**Problem:** Locate and copy each line in the data that contains the word "online".

**Records to process:**
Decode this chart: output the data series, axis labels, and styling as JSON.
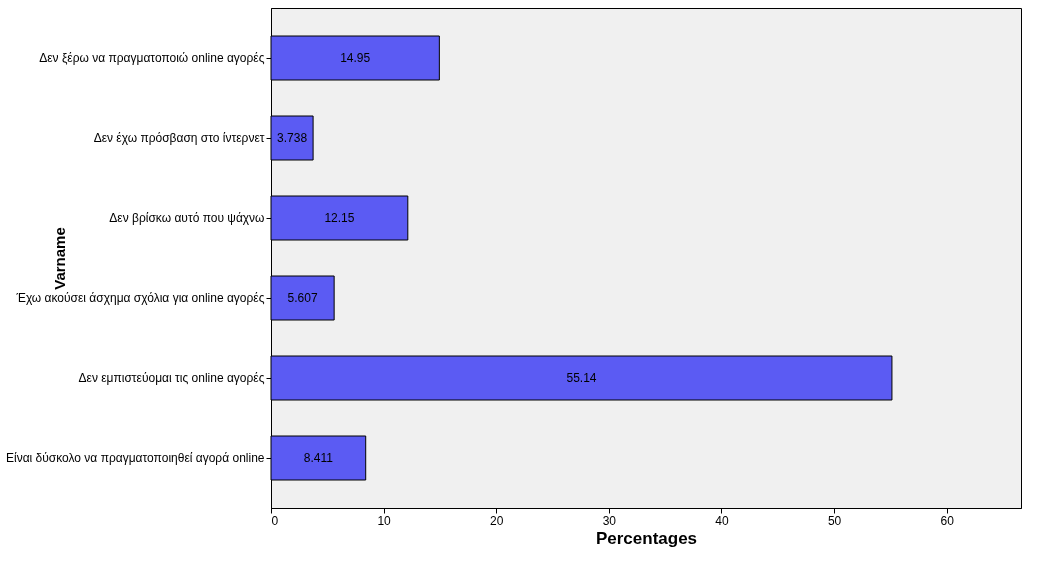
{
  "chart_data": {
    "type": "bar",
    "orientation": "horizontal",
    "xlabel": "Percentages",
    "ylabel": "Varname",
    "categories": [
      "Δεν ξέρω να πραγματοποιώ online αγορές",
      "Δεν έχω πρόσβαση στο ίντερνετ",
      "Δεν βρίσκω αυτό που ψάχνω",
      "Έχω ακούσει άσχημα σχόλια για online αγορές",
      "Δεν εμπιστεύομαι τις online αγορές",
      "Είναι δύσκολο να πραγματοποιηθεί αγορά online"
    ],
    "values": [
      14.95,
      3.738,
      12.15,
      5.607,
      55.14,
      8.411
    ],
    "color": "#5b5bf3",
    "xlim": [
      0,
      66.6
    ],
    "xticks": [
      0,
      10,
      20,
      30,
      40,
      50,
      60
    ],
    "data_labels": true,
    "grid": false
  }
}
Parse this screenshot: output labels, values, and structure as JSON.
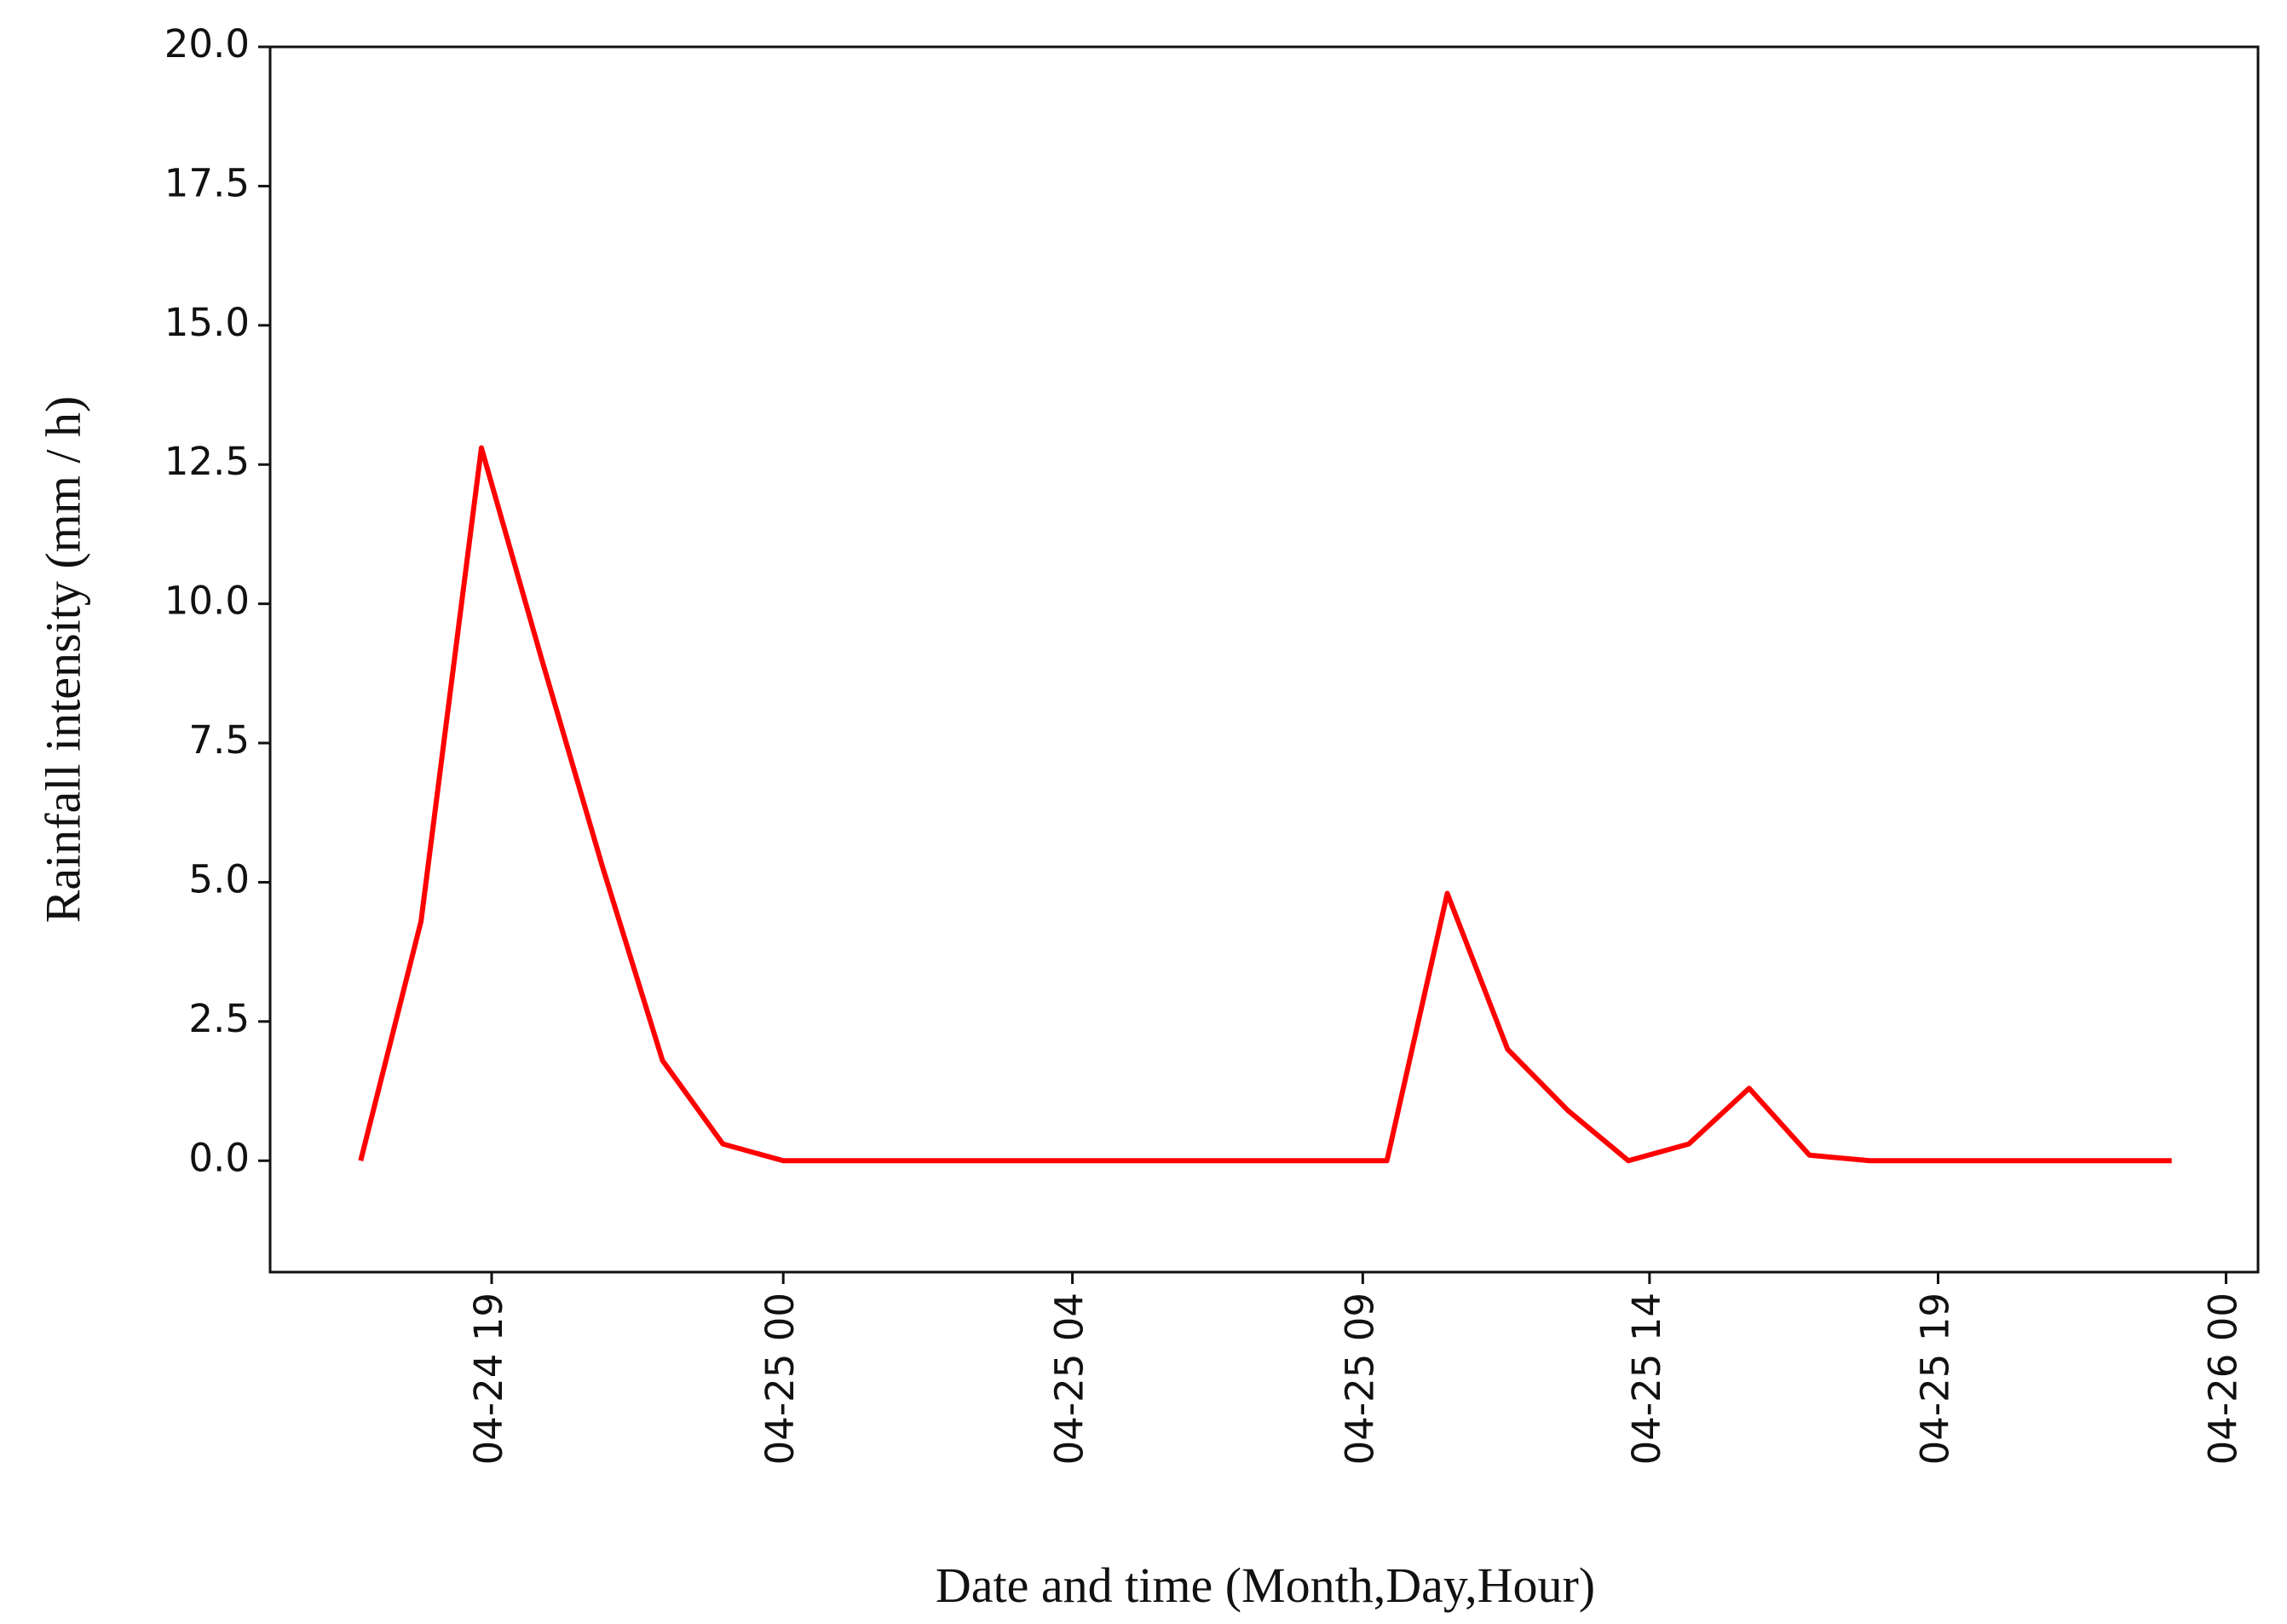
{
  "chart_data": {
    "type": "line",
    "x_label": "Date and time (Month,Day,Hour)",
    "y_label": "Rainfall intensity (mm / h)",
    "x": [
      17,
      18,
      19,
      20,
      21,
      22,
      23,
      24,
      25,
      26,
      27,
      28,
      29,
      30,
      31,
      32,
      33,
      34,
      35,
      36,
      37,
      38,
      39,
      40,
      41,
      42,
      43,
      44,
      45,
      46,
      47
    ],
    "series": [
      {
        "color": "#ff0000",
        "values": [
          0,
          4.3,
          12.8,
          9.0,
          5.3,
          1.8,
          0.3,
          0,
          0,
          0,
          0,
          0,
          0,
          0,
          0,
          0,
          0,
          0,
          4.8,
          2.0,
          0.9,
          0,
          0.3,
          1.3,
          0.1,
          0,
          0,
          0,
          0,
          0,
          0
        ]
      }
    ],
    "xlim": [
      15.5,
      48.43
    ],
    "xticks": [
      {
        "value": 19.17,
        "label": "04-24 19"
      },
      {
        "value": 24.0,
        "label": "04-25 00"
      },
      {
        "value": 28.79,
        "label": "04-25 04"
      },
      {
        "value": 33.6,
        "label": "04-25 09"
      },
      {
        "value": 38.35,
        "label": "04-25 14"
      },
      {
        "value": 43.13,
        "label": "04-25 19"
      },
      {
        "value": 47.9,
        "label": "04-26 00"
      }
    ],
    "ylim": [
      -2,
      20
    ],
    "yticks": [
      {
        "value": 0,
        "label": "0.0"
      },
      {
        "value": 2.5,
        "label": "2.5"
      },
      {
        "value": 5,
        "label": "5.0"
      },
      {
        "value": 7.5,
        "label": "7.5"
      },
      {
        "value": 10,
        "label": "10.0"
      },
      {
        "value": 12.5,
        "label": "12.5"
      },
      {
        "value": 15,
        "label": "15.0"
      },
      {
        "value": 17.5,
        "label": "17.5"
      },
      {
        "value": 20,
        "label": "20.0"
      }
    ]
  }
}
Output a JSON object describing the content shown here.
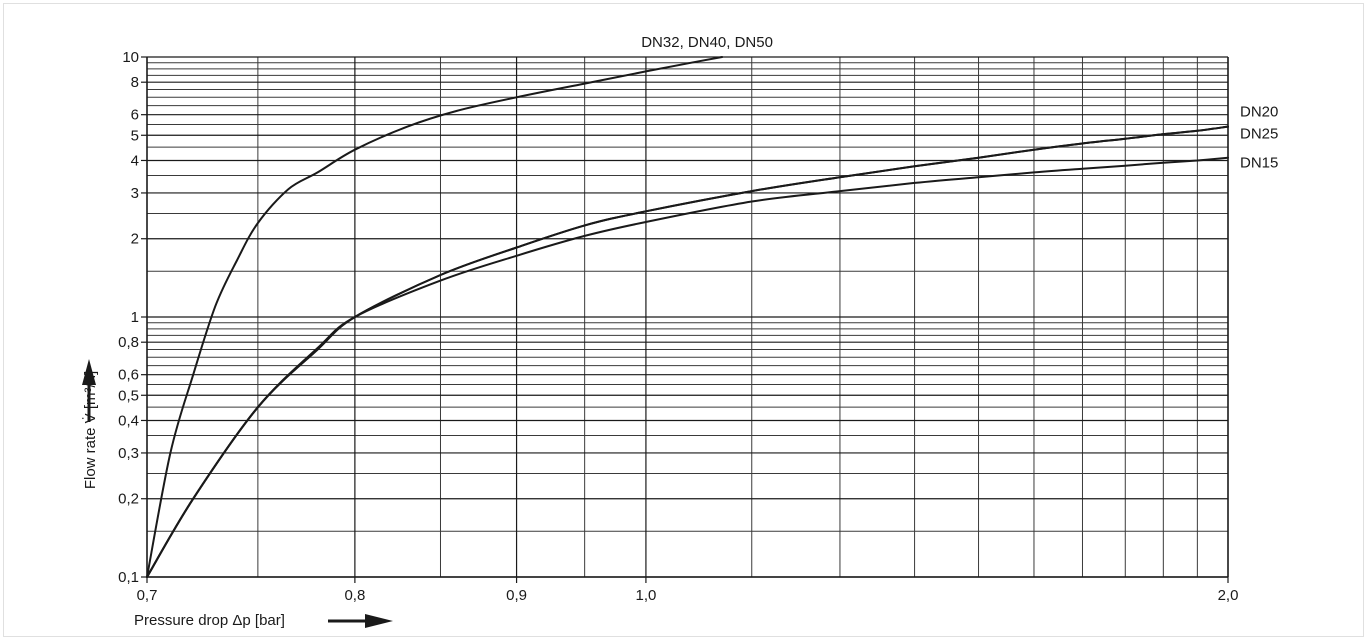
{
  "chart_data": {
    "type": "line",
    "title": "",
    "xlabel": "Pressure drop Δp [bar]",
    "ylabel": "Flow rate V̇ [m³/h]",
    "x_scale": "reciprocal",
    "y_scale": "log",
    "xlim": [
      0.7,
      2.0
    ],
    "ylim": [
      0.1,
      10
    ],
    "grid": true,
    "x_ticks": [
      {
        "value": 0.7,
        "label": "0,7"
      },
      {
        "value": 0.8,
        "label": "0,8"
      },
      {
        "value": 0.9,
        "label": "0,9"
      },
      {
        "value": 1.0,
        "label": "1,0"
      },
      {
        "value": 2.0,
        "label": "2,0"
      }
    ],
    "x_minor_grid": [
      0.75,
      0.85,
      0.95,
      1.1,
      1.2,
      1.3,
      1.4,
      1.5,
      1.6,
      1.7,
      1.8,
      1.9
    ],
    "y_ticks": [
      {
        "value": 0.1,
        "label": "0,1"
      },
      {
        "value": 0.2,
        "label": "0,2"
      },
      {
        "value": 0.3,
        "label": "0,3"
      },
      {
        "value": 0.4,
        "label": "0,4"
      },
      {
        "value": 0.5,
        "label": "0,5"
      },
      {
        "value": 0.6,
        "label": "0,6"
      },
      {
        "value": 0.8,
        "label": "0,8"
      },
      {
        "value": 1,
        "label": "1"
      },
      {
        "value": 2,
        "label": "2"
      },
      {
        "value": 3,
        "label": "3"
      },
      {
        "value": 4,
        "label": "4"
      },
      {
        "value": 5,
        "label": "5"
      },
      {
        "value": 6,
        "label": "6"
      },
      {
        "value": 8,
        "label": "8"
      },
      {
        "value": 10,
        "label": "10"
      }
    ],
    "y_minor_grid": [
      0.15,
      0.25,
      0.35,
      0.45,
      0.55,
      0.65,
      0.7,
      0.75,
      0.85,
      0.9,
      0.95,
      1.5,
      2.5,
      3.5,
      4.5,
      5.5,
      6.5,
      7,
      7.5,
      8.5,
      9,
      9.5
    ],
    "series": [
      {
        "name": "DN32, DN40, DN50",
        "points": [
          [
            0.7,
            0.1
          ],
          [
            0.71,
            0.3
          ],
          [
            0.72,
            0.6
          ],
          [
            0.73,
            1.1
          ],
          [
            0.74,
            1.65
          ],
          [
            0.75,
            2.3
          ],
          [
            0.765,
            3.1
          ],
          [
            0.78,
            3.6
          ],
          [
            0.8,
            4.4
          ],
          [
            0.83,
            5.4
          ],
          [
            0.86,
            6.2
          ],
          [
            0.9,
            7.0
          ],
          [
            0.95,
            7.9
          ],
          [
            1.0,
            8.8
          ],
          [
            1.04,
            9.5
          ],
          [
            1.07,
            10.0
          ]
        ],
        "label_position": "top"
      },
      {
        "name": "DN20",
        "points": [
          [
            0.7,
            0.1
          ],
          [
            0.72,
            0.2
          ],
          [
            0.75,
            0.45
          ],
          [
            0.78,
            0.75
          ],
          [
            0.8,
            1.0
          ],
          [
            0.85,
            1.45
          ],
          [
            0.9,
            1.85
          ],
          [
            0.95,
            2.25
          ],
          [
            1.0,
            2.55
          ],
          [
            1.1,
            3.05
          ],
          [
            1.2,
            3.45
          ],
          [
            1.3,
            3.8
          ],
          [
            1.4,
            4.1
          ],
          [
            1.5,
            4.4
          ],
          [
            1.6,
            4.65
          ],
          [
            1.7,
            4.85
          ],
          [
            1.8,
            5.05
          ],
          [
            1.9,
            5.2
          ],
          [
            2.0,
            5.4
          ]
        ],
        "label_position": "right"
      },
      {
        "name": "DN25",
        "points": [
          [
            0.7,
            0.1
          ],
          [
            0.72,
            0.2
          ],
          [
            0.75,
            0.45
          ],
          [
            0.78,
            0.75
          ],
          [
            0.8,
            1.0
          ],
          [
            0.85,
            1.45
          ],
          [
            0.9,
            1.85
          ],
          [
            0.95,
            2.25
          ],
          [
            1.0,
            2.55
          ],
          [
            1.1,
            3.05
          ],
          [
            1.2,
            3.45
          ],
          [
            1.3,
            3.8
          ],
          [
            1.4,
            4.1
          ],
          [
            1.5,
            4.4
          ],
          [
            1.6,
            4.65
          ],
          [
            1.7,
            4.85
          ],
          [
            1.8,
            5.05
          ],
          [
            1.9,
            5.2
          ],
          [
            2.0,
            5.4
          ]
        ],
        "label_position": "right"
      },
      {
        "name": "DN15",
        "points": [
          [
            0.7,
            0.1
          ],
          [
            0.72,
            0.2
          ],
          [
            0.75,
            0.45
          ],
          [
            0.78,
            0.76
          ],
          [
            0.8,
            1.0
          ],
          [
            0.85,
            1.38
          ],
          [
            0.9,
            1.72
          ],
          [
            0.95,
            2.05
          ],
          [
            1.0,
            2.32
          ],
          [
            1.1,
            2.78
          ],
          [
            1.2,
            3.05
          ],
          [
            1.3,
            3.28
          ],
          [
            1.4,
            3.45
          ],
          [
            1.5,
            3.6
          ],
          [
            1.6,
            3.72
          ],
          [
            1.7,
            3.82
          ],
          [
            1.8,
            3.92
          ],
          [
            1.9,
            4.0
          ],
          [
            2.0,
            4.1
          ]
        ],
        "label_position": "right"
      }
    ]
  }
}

**Answer below:**
      "Δεν ξέρω να πραγματοποιώ online αγορές",
      "Έχω ακούσει άσχημα σχόλια για online αγορές",
      "Δεν εμπιστεύομαι τις online αγορές",
      "Είναι δύσκολο να πραγματοποιηθεί αγορά online"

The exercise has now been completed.